THE PROBLEM:
Each line containing the word "image" must be collected.

RAW DATA:
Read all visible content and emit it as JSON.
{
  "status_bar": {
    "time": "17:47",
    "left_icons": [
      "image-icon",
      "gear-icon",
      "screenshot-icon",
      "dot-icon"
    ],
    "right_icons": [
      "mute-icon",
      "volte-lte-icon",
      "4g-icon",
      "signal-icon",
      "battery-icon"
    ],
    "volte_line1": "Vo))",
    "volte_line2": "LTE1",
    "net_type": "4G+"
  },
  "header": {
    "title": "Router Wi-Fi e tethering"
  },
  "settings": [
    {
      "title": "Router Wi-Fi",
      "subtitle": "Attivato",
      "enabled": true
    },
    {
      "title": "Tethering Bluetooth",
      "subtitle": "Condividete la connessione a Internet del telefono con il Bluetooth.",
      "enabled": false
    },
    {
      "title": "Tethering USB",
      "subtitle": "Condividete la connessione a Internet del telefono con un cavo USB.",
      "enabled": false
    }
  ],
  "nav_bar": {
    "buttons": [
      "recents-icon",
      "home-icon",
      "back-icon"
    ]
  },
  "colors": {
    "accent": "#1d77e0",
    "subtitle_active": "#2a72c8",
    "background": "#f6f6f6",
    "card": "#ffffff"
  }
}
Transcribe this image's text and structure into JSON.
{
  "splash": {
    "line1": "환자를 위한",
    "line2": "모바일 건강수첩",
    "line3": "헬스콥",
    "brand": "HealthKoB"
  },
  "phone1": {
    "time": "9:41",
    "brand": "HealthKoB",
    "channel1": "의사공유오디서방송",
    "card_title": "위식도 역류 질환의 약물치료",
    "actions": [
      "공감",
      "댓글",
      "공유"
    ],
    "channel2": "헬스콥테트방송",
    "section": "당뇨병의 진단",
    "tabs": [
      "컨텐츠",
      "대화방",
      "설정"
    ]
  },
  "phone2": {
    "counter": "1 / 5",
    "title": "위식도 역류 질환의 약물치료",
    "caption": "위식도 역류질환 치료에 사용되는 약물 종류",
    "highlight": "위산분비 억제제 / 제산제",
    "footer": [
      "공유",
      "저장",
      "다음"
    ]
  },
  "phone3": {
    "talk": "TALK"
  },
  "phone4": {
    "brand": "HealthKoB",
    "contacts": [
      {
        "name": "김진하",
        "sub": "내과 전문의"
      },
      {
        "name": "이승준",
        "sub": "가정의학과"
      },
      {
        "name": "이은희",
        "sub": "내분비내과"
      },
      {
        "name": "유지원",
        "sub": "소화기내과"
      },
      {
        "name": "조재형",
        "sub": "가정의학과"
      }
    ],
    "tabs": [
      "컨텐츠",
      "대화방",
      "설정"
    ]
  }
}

TASK SOLUTION:
      "image-icon",
Transcribe this image's text and structure into JSON.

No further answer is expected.